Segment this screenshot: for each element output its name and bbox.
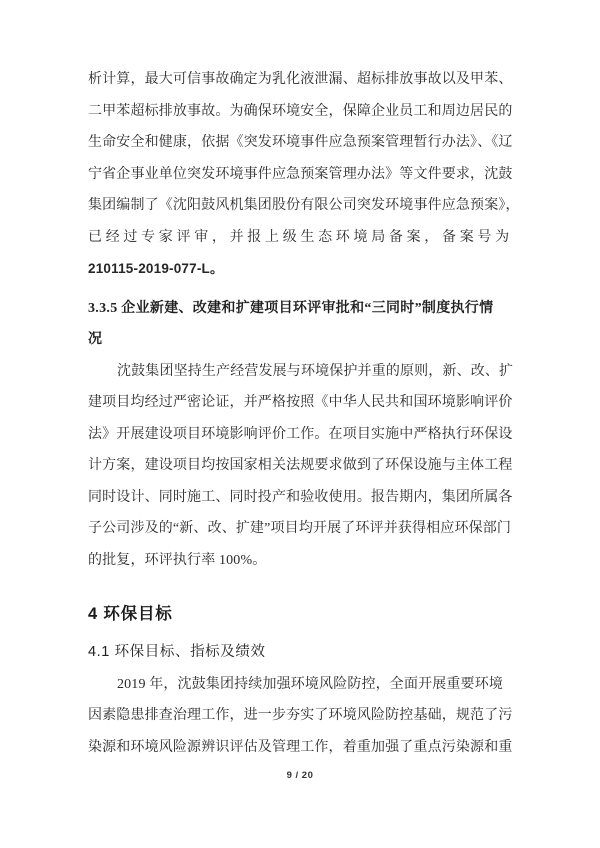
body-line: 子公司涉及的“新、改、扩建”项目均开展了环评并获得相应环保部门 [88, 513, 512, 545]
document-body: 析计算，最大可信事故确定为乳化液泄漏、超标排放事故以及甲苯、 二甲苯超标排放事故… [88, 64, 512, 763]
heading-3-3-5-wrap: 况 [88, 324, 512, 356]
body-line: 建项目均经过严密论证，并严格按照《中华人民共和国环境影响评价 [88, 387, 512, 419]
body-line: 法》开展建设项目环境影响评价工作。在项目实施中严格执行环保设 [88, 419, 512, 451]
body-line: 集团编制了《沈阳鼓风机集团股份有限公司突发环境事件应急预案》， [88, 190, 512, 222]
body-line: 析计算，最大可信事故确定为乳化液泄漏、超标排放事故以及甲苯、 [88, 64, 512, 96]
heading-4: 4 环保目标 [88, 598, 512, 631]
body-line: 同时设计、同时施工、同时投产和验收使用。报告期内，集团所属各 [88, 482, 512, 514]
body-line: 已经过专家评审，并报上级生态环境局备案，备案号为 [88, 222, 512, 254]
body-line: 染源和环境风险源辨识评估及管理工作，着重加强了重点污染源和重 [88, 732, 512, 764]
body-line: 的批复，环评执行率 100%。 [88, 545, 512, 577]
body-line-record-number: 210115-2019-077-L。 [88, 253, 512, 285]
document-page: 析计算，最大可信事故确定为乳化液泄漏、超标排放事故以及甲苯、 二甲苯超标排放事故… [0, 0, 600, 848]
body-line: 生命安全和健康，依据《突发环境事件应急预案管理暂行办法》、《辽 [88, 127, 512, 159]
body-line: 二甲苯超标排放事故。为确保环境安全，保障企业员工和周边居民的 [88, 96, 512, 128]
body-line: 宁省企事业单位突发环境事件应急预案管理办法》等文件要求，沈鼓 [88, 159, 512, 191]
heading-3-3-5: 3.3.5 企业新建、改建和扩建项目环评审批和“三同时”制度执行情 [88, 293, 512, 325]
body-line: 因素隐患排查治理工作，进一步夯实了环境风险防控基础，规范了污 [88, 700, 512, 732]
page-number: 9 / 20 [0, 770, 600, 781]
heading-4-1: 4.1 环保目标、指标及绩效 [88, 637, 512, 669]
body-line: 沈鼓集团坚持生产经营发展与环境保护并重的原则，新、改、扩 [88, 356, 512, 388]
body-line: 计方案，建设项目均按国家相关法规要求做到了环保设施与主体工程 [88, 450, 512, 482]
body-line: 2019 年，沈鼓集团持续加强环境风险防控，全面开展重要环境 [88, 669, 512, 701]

==

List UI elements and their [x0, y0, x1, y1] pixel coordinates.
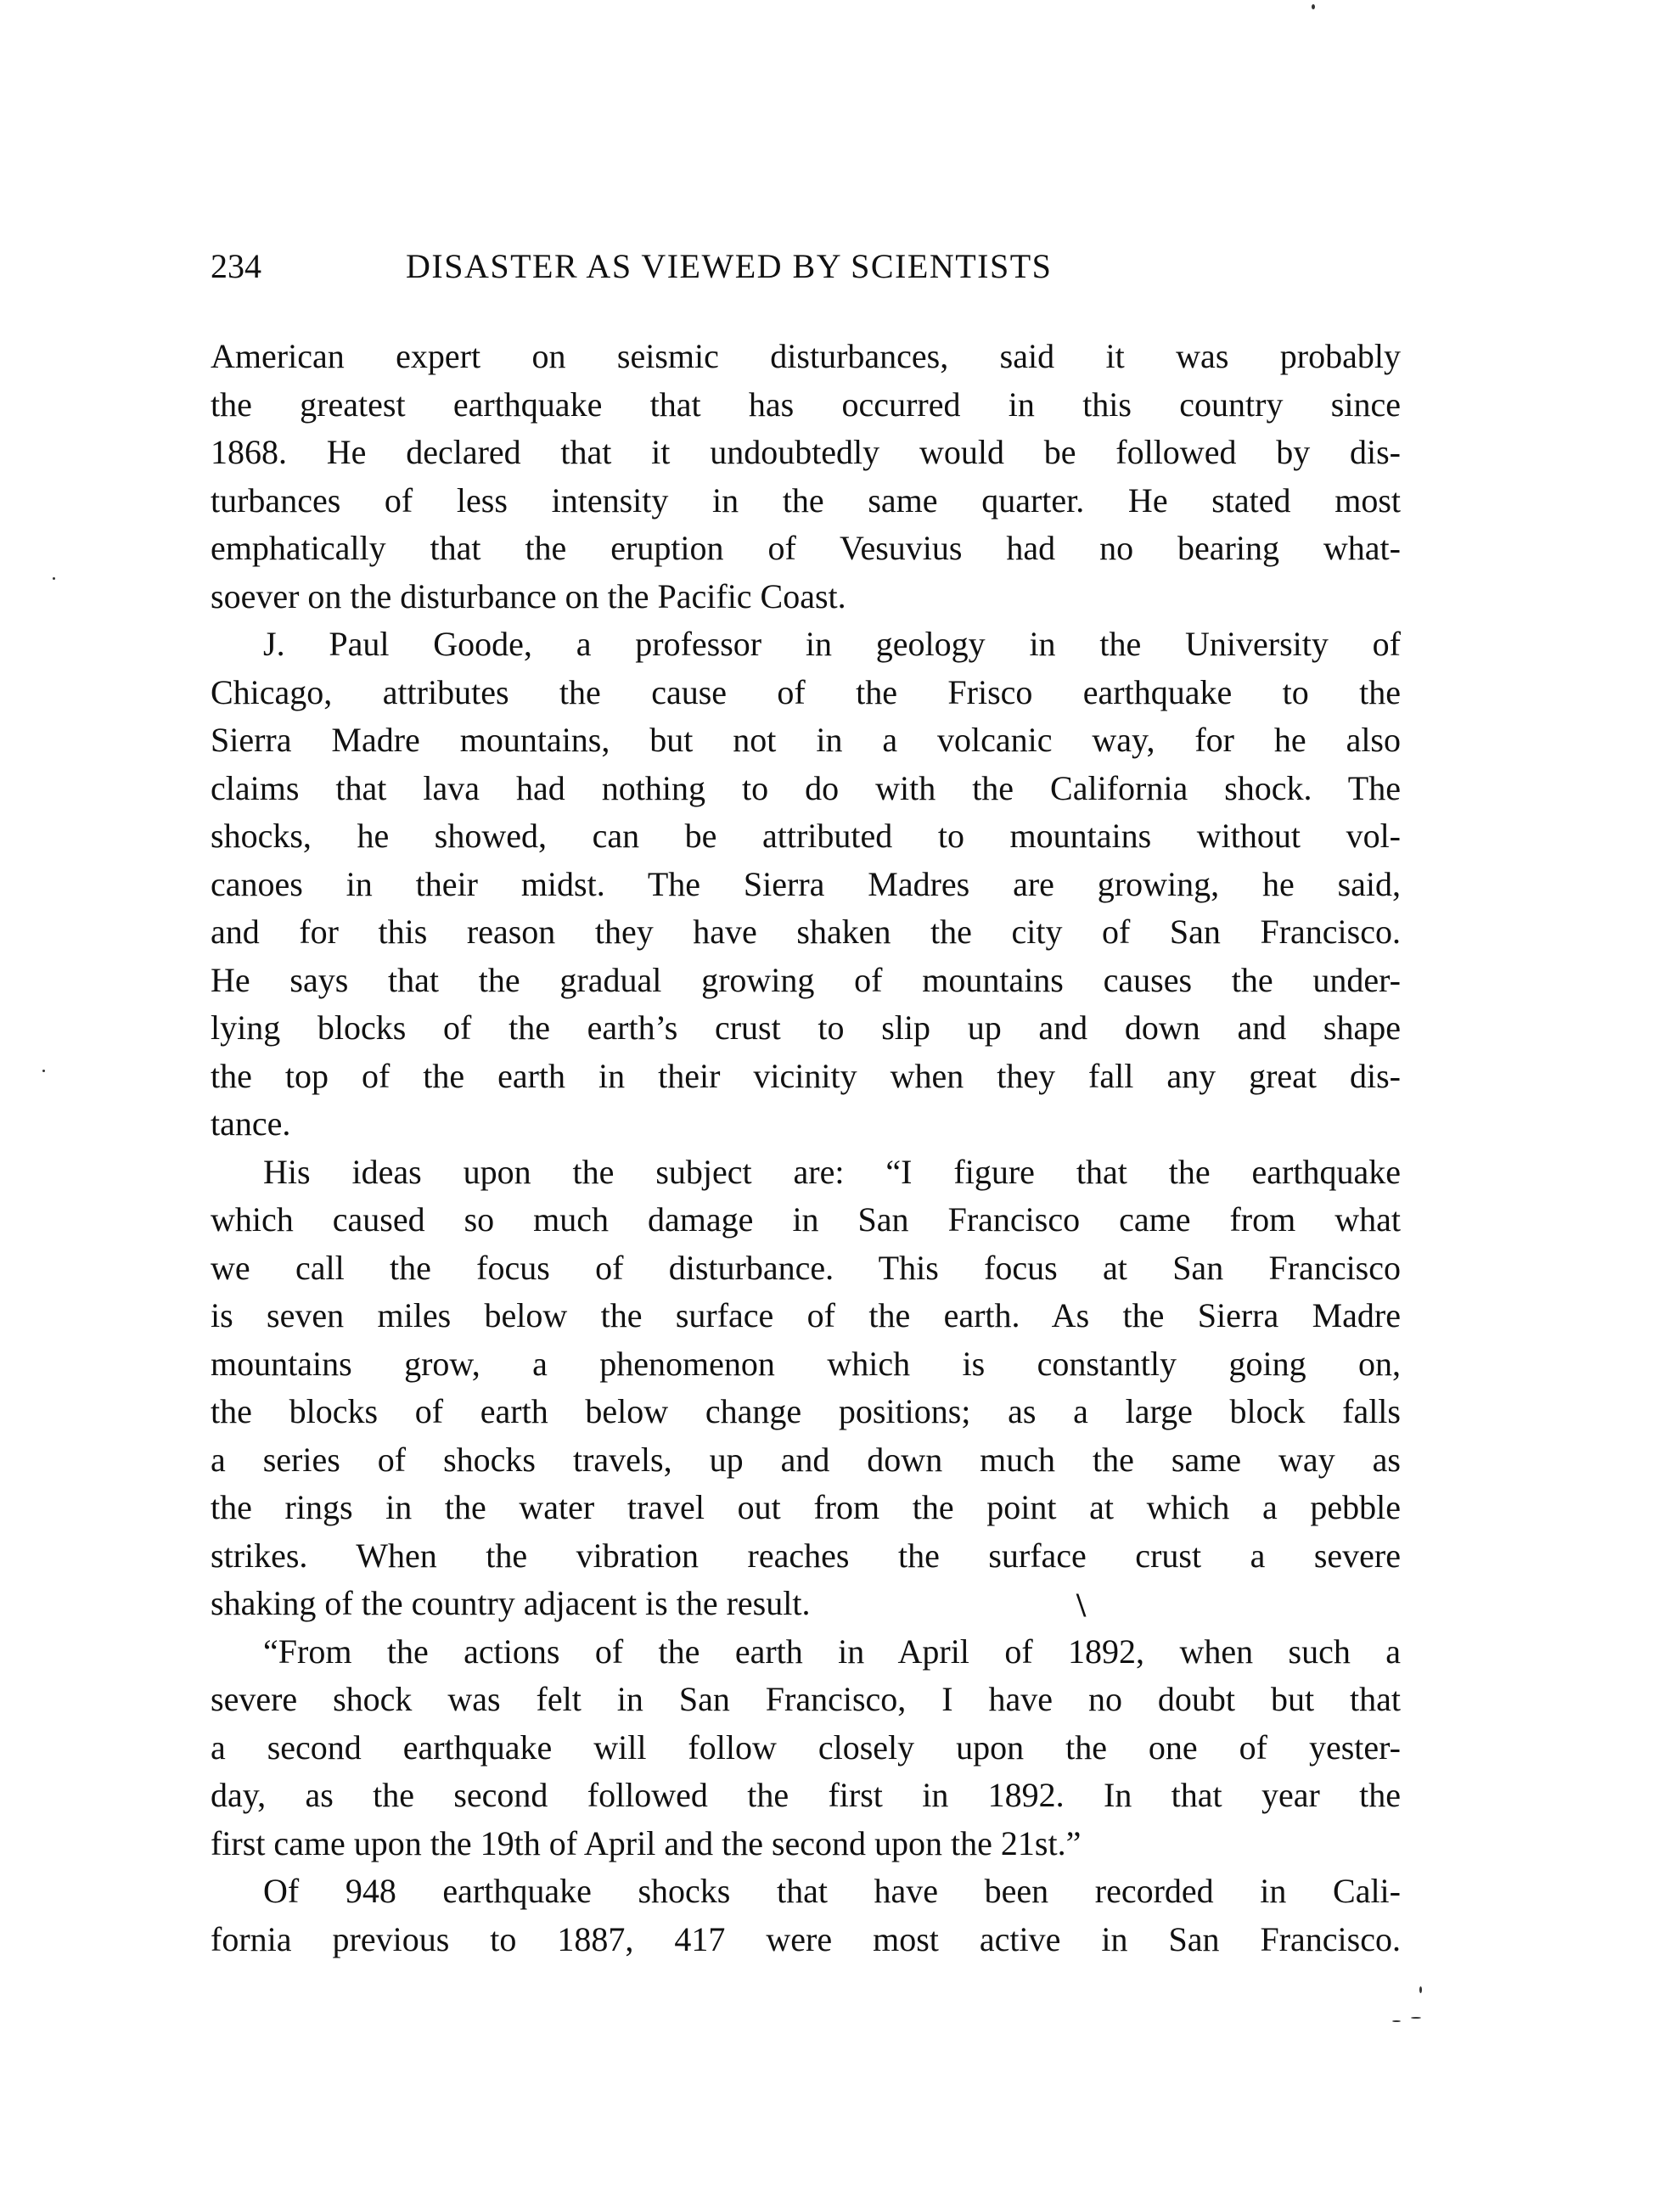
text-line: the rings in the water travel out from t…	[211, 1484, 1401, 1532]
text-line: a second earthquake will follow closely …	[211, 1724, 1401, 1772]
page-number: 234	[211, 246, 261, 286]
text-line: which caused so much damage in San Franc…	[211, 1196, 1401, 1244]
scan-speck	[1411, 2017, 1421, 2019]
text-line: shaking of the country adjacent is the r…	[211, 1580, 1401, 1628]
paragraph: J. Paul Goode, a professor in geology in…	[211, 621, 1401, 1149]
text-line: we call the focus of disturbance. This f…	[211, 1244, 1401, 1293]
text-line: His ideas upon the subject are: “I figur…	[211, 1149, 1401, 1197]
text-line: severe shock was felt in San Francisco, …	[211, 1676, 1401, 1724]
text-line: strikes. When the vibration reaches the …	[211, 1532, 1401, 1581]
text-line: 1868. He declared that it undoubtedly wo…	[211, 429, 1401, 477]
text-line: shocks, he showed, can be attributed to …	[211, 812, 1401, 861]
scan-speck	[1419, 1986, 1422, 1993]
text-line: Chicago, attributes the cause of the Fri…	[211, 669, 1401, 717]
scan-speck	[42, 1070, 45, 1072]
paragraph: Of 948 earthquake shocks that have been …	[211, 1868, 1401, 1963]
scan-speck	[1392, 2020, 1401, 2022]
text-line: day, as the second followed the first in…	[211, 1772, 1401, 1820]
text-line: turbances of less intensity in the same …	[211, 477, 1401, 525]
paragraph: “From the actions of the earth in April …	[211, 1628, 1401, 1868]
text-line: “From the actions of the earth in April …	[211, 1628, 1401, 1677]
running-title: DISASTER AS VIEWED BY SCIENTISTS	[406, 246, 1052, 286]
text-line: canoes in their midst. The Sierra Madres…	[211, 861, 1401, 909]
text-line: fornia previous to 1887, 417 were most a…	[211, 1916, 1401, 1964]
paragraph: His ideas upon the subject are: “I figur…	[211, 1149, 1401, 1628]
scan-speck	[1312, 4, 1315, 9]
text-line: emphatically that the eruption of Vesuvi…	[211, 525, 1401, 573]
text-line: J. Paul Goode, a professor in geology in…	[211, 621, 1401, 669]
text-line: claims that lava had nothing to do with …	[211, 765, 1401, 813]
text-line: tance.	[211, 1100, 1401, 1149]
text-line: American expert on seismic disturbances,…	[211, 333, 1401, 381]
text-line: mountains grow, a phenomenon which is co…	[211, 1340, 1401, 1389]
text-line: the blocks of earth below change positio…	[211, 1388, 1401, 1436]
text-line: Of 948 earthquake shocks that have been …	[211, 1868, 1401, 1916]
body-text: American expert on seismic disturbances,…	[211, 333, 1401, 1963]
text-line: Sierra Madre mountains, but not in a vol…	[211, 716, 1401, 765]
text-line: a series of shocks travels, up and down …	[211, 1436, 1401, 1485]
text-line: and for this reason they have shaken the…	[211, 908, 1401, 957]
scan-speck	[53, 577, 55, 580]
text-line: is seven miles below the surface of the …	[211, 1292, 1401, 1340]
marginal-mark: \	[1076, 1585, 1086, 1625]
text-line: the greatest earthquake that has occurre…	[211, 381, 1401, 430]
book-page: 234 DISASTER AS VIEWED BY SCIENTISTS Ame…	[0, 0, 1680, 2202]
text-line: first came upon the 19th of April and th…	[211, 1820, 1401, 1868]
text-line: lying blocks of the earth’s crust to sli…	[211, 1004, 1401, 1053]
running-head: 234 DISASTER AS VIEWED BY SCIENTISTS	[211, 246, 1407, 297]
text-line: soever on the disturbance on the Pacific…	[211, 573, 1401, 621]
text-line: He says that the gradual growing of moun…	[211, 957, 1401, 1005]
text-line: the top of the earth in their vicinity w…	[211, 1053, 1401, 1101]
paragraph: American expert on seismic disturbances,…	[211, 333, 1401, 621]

▶ **WRITTEN TASK**
Reproduce, character for character, the lines from the one containing "513, 512, 545]" through the one containing "body-line: 建项目均经过严密论证，并严格按照《中华人民共和国环境影响评价 [88, 387, 512, 419]", with both of those lines included.

▶ **ANSWER TO THE TASK**
body-line: 子公司涉及的“新、改、扩建”项目均开展了环评并获得相应环保部门 [88, 513, 512, 545]
document-body: 析计算，最大可信事故确定为乳化液泄漏、超标排放事故以及甲苯、 二甲苯超标排放事故… [88, 64, 512, 763]
heading-3-3-5-wrap: 况 [88, 324, 512, 356]
body-line: 建项目均经过严密论证，并严格按照《中华人民共和国环境影响评价 [88, 387, 512, 419]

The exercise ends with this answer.